Count the lines below that contain the word "samospráve" and give only the number.

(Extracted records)
[start]

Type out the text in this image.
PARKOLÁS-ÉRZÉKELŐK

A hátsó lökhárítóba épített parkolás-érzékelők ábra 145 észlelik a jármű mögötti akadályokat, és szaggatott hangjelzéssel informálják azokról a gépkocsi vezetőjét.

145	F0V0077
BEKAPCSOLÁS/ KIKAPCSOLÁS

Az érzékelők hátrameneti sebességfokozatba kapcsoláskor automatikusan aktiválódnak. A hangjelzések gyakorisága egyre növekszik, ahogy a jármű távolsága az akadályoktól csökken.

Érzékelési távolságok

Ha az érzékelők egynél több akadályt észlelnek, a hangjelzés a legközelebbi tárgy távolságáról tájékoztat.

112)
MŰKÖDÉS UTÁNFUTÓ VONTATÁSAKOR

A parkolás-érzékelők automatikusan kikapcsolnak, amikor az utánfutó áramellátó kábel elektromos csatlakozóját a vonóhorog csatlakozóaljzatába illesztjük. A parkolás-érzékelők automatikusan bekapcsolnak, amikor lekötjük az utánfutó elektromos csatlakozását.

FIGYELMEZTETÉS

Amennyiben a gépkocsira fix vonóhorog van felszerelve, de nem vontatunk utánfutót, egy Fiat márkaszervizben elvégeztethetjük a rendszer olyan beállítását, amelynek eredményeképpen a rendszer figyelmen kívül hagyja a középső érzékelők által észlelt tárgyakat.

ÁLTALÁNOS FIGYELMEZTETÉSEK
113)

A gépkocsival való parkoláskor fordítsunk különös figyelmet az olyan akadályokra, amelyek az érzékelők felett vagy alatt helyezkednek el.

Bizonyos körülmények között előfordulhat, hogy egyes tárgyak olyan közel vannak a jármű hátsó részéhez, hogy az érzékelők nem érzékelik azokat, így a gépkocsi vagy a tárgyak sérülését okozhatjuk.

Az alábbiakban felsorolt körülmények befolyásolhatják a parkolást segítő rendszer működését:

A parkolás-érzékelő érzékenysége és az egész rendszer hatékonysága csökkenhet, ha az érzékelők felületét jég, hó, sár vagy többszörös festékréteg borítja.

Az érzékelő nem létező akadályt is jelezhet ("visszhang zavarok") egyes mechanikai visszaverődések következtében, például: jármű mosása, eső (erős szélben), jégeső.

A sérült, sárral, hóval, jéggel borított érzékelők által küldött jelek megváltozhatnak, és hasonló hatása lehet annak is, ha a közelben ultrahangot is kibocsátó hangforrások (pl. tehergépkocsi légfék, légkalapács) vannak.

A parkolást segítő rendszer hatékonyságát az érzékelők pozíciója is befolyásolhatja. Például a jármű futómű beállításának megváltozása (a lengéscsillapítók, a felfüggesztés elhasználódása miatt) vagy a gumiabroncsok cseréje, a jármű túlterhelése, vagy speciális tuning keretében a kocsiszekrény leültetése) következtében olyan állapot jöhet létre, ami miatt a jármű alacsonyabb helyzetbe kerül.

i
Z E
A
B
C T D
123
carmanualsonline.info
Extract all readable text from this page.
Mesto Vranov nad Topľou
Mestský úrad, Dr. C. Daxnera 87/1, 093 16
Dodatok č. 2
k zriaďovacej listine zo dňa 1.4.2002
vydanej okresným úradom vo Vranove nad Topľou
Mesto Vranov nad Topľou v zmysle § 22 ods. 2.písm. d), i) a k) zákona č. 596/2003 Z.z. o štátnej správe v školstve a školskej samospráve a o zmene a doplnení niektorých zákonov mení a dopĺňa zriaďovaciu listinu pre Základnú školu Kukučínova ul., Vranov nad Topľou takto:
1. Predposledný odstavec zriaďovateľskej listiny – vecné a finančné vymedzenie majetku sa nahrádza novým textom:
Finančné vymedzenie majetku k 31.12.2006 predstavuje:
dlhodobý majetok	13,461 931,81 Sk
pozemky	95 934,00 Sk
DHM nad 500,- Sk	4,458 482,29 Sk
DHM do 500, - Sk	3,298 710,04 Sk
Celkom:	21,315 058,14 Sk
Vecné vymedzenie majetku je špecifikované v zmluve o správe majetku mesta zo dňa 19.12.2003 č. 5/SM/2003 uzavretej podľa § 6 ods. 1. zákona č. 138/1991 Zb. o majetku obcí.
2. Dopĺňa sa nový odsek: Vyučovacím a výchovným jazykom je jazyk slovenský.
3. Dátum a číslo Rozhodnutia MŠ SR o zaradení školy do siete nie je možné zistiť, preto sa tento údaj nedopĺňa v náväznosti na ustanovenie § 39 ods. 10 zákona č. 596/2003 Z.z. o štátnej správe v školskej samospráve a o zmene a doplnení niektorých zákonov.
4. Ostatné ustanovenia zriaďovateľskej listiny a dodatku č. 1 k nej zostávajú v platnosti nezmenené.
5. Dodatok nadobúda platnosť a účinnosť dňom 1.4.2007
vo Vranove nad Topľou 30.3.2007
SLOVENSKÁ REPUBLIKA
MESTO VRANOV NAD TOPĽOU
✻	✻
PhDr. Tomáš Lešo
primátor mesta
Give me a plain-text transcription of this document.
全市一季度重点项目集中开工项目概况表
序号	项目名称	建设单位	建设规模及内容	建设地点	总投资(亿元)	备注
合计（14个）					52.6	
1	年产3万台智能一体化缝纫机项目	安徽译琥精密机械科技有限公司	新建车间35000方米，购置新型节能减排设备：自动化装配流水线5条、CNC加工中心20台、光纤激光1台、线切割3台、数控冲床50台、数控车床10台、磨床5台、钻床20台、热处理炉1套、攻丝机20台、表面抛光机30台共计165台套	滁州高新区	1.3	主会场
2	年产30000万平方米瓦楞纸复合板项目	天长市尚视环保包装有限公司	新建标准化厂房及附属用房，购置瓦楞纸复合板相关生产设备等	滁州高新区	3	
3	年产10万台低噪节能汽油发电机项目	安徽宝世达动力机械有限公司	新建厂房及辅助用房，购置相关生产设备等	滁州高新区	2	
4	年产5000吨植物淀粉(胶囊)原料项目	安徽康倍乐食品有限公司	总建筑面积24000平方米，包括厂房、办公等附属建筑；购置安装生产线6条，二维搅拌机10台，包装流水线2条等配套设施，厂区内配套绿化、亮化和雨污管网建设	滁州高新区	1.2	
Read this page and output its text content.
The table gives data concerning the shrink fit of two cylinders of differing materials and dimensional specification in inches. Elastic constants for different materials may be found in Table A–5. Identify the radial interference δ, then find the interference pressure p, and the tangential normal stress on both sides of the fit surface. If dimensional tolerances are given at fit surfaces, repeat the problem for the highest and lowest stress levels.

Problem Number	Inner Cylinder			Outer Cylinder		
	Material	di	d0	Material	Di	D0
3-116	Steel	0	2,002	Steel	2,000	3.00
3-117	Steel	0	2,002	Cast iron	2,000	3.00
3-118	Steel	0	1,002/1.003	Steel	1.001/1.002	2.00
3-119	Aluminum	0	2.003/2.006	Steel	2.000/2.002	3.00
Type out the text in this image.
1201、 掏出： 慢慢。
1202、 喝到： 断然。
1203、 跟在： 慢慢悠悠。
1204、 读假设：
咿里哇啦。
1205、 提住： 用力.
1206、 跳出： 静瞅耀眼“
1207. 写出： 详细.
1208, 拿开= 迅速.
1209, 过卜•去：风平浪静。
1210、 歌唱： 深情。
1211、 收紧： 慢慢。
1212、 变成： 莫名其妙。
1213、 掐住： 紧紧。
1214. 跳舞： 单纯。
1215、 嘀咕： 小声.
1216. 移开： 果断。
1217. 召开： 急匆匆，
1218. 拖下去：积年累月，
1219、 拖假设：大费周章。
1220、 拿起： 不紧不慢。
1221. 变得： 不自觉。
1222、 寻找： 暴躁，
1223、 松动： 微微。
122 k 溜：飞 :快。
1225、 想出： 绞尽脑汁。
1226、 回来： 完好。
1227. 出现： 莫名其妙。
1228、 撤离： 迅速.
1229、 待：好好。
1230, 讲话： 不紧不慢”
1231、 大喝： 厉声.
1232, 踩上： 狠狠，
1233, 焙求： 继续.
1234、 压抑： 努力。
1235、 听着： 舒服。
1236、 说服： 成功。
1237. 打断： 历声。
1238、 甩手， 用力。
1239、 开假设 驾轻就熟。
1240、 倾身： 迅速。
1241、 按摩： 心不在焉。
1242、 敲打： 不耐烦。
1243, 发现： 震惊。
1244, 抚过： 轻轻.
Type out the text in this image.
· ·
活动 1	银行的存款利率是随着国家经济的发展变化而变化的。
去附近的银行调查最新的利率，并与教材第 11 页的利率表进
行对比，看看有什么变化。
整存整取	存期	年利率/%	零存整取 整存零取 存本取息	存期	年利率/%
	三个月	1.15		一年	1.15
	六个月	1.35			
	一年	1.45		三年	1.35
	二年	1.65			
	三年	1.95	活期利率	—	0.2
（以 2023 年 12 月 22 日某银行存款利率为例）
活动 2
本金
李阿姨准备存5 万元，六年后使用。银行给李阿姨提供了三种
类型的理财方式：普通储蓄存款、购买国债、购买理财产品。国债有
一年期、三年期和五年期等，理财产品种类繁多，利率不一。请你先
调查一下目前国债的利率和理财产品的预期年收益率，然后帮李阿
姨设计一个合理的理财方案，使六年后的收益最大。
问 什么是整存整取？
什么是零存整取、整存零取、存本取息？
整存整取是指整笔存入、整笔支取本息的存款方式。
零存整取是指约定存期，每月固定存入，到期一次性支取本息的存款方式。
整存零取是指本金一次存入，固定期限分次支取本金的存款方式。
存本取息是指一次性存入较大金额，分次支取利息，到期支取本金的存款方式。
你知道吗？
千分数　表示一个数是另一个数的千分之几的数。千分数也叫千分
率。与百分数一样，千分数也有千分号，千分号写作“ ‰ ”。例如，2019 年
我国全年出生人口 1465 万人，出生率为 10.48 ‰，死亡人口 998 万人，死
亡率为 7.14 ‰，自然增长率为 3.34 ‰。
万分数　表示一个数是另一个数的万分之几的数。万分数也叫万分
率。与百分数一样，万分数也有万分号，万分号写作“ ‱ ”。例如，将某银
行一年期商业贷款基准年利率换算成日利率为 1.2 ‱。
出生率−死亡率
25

[end]

(Written answer) 2